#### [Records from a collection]
BEGIN
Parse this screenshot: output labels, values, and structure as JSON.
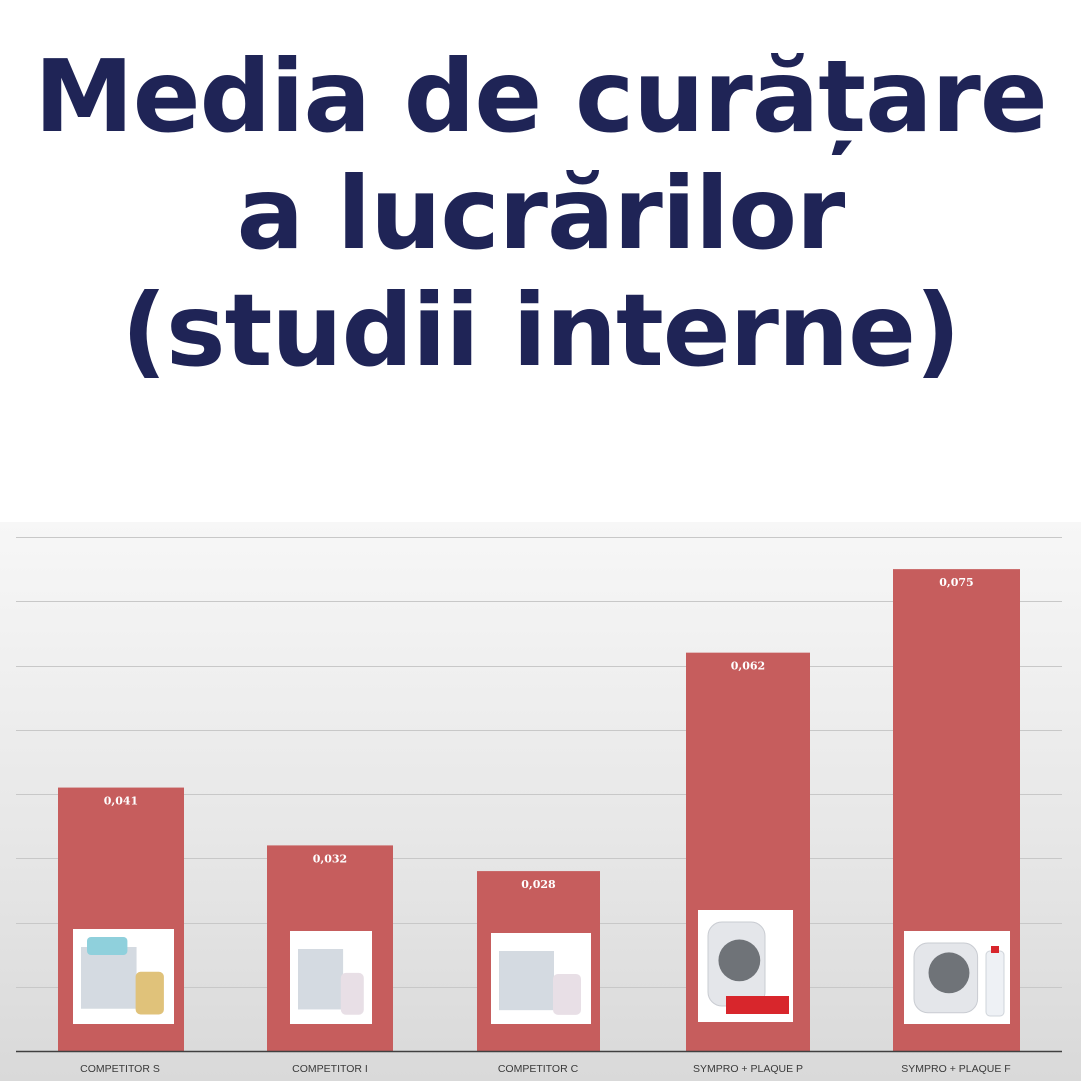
{
  "title": {
    "lines": [
      "Media de curățare",
      "a lucrărilor",
      "(studii interne)"
    ]
  },
  "chart_data": {
    "type": "bar",
    "categories": [
      "COMPETITOR S",
      "COMPETITOR I",
      "COMPETITOR C",
      "SYMPRO + PLAQUE P",
      "SYMPRO + PLAQUE F"
    ],
    "values": [
      0.041,
      0.032,
      0.028,
      0.062,
      0.075
    ],
    "data_labels": [
      "0,041",
      "0,032",
      "0,028",
      "0,062",
      "0,075"
    ],
    "title": "",
    "xlabel": "",
    "ylabel": "",
    "ylim": [
      0,
      0.08
    ],
    "grid": true,
    "gridline_step": 0.01,
    "legend": "none",
    "bar_color": "#c65d5d",
    "product_images": [
      "competitor-s-product",
      "competitor-i-product",
      "competitor-c-product",
      "sympro-plaque-p-product",
      "sympro-plaque-f-product"
    ]
  },
  "colors": {
    "title": "#1f2456",
    "bar": "#c65d5d"
  }
}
END
#### [TO DO]
Quote every record above exactly, leaving out any pictures.

#### [EXPECTED ANSWER]
Parse this screenshot: output labels, values, and structure as JSON.
{
  "title": {
    "lines": [
      "Media de curățare",
      "a lucrărilor",
      "(studii interne)"
    ]
  },
  "chart_data": {
    "type": "bar",
    "categories": [
      "COMPETITOR S",
      "COMPETITOR I",
      "COMPETITOR C",
      "SYMPRO + PLAQUE P",
      "SYMPRO + PLAQUE F"
    ],
    "values": [
      0.041,
      0.032,
      0.028,
      0.062,
      0.075
    ],
    "data_labels": [
      "0,041",
      "0,032",
      "0,028",
      "0,062",
      "0,075"
    ],
    "title": "",
    "xlabel": "",
    "ylabel": "",
    "ylim": [
      0,
      0.08
    ],
    "grid": true,
    "gridline_step": 0.01,
    "legend": "none",
    "bar_color": "#c65d5d",
    "product_images": [
      "competitor-s-product",
      "competitor-i-product",
      "competitor-c-product",
      "sympro-plaque-p-product",
      "sympro-plaque-f-product"
    ]
  },
  "colors": {
    "title": "#1f2456",
    "bar": "#c65d5d"
  }
}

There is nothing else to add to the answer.